#### THE EXERCISE
Go through the material below and copy each line where the word "litters" appears.

[Stored entries]

===

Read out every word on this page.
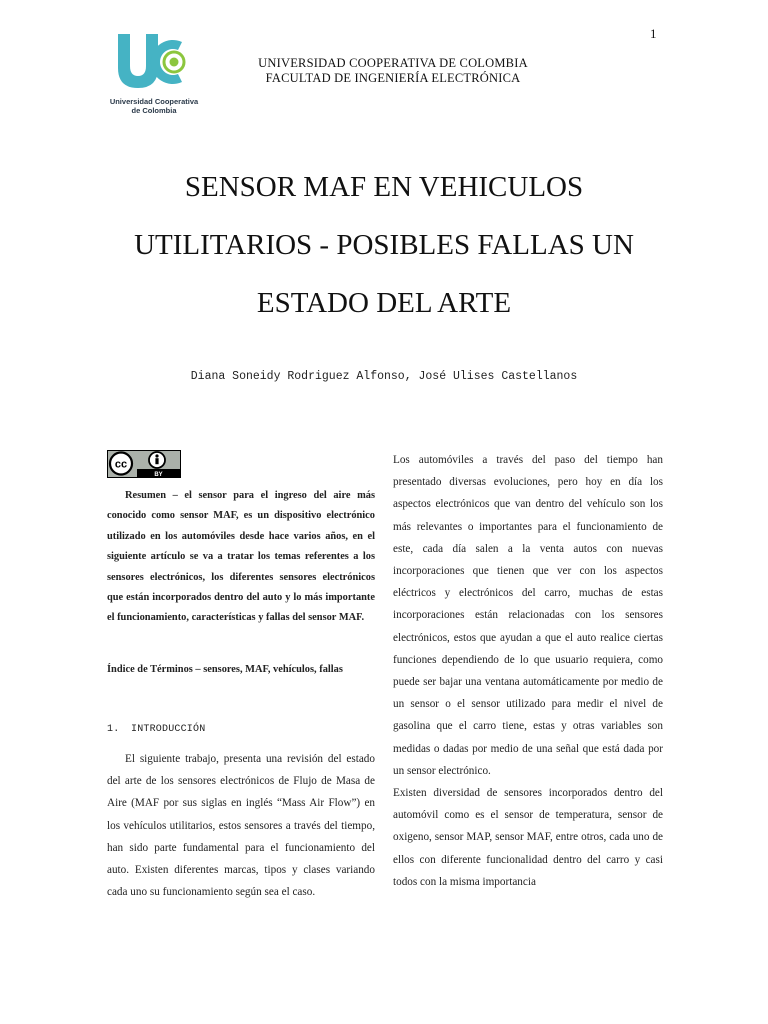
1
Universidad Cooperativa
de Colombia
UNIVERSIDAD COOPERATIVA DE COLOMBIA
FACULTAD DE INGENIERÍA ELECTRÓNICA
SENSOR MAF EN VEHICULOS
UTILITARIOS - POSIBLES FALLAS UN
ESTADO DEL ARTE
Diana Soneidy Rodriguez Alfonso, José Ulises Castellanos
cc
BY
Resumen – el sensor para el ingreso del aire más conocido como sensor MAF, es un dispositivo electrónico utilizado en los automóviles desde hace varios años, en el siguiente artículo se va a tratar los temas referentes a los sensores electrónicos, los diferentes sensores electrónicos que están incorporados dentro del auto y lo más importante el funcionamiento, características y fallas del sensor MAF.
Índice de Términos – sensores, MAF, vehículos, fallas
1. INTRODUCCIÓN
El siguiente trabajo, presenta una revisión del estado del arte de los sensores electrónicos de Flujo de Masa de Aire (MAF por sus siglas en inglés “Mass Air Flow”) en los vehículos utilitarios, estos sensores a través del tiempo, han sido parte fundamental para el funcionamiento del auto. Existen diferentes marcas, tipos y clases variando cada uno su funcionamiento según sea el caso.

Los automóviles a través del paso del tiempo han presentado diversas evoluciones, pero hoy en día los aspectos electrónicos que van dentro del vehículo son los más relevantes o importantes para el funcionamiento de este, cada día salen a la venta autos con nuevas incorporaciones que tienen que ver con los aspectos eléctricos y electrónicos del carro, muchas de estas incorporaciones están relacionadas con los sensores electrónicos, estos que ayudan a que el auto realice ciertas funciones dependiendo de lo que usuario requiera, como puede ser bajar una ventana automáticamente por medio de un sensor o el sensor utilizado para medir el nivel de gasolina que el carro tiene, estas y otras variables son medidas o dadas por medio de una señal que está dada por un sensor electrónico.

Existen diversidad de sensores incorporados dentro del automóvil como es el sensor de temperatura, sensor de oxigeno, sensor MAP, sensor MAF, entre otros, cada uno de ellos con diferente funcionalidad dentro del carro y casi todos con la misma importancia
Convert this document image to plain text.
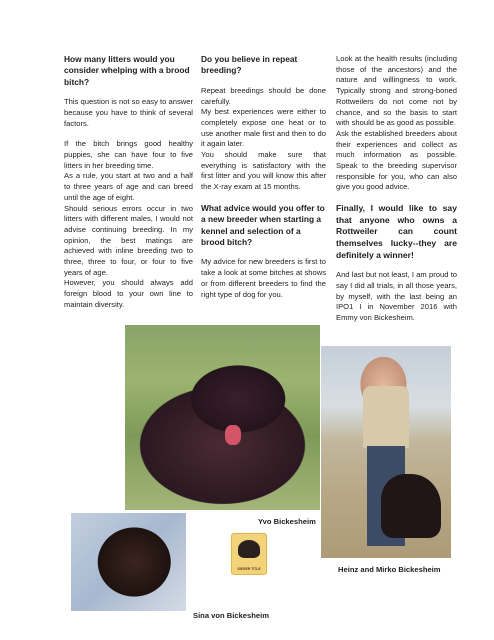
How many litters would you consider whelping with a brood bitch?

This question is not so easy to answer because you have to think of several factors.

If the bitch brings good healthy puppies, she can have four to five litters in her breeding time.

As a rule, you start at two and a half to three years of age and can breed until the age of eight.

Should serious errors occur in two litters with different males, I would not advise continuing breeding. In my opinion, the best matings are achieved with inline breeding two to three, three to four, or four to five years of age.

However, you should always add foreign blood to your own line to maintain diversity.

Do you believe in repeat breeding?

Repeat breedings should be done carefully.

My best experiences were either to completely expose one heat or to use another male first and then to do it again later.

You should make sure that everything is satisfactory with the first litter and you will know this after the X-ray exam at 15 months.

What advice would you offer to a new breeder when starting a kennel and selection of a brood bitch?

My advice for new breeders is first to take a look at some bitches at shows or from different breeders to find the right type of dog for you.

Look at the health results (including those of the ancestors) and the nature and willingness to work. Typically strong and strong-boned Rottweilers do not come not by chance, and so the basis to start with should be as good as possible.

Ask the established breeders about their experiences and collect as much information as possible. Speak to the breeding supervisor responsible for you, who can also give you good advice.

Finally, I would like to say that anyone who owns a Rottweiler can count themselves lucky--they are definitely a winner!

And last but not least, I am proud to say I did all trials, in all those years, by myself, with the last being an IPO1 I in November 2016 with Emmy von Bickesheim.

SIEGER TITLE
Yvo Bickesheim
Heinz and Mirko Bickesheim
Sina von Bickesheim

===

#### THE SOLUTION
How many litters would you consider whelping with a brood bitch?
If the bitch brings good healthy puppies, she can have four to five litters in her breeding time.
Should serious errors occur in two litters with different males, I would not advise continuing breeding. In my opinion, the best matings are achieved with inline breeding two to three, three to four, or four to five years of age.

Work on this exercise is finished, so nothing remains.